#### Directions for this task
Below are records. Count every line containing the word "физической" and give the number alone.

Dataset records
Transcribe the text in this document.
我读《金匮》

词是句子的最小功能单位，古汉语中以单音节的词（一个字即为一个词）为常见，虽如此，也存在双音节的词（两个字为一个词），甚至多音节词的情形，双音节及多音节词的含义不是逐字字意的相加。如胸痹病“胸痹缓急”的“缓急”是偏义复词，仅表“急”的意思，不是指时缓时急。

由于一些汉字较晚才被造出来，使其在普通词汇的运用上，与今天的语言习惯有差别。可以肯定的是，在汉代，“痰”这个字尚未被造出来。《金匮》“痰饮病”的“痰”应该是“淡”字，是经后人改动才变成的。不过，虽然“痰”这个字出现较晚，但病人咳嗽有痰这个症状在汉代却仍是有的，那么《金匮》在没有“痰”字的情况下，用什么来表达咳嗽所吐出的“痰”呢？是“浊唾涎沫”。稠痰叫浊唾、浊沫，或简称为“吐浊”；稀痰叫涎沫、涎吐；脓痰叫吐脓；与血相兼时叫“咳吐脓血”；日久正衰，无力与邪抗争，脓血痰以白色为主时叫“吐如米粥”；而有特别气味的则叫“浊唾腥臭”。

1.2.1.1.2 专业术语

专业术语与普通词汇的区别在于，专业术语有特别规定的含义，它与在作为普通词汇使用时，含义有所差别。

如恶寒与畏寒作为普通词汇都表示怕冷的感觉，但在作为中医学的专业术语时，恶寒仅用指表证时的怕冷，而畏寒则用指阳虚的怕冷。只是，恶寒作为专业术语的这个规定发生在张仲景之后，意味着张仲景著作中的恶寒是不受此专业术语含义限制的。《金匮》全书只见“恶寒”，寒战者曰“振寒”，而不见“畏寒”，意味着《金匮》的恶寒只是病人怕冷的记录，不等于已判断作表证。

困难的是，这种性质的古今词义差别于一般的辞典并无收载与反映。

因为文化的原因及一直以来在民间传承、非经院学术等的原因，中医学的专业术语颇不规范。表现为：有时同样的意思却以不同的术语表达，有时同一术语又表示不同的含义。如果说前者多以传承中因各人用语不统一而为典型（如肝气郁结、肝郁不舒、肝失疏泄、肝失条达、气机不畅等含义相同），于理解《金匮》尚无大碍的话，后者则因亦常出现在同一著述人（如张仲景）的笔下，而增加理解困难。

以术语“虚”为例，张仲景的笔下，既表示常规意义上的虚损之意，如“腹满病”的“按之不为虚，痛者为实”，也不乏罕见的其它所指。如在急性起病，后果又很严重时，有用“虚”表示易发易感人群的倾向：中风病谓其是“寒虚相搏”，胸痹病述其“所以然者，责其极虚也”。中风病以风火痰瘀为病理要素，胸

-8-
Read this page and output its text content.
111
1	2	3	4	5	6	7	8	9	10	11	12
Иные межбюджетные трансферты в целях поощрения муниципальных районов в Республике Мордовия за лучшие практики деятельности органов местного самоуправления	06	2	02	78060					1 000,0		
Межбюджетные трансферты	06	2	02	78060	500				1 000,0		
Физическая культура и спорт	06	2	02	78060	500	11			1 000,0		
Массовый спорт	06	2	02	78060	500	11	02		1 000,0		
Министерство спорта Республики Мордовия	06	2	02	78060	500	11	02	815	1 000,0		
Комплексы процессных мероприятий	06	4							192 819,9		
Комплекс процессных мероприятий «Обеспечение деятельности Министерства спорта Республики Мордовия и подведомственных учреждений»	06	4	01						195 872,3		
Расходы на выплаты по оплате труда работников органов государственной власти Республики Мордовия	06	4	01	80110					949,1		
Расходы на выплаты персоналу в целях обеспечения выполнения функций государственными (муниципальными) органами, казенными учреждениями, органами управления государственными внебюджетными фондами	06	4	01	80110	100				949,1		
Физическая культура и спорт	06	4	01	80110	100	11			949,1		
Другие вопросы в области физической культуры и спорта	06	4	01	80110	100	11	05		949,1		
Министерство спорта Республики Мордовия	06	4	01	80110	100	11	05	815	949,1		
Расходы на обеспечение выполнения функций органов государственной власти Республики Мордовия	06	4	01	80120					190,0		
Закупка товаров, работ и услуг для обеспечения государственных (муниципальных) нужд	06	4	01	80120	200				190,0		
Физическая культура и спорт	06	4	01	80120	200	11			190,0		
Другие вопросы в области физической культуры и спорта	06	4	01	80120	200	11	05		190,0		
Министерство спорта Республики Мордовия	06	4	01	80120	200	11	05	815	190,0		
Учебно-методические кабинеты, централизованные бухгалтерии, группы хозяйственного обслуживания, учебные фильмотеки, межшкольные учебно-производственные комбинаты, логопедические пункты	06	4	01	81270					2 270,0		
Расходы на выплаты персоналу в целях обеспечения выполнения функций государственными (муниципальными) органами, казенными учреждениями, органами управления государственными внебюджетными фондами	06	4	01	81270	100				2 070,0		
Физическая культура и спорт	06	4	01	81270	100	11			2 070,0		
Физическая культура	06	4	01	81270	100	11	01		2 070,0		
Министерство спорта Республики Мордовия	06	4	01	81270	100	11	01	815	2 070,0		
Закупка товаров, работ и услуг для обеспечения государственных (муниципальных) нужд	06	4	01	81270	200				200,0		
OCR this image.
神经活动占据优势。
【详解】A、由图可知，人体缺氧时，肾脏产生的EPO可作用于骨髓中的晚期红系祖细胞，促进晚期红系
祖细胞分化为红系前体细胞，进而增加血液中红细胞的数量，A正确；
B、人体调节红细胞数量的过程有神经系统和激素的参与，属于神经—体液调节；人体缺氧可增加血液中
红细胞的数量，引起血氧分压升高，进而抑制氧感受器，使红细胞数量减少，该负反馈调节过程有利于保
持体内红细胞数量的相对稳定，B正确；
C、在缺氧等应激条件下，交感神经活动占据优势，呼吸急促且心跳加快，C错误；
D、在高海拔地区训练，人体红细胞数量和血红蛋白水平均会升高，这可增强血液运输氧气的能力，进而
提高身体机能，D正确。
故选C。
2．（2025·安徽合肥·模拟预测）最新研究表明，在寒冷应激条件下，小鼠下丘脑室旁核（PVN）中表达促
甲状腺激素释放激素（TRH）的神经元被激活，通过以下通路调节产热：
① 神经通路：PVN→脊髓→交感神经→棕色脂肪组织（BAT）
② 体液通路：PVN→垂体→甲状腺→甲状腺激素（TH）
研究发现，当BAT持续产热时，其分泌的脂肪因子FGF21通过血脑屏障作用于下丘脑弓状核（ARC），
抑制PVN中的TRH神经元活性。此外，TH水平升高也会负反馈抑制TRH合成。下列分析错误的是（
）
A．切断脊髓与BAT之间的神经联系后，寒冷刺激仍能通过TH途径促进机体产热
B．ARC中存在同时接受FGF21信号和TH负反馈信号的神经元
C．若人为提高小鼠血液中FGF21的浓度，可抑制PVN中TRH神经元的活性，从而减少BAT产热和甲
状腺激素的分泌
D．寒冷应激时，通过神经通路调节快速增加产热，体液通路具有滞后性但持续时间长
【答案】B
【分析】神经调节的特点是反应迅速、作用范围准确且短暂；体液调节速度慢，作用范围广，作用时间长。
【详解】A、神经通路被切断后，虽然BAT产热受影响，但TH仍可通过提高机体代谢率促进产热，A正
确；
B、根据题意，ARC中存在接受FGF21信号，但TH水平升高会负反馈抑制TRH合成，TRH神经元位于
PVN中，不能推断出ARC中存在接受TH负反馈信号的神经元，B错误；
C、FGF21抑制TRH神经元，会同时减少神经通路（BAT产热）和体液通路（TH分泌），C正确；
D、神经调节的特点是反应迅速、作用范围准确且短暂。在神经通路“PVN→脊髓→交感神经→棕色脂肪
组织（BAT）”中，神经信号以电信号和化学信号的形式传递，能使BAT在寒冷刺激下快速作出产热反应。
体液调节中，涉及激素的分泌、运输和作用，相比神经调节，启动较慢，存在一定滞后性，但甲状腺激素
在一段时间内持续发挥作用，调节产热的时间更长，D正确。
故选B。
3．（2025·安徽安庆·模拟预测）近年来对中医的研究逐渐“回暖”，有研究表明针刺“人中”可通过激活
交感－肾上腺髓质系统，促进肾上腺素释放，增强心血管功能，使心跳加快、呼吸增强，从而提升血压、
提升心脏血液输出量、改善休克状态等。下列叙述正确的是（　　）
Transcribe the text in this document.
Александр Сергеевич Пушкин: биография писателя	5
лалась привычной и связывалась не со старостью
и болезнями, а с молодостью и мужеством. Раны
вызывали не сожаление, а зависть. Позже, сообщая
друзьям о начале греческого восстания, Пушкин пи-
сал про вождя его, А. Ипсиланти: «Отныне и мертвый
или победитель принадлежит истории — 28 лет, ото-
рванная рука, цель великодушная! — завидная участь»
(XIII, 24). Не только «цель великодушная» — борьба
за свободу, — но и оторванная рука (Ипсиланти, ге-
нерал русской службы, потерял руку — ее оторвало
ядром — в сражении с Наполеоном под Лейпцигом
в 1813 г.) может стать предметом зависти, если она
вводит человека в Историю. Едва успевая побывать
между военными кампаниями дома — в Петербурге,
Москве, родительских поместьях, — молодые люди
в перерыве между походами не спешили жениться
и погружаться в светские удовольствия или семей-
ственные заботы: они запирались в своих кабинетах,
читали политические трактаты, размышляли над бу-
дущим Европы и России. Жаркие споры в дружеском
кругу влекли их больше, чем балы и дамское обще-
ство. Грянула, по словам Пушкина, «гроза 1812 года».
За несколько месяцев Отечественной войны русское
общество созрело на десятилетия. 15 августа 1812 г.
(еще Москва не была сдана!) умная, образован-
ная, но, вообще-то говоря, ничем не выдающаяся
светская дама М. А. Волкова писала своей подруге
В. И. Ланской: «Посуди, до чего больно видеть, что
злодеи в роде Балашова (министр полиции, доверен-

#### The reply
2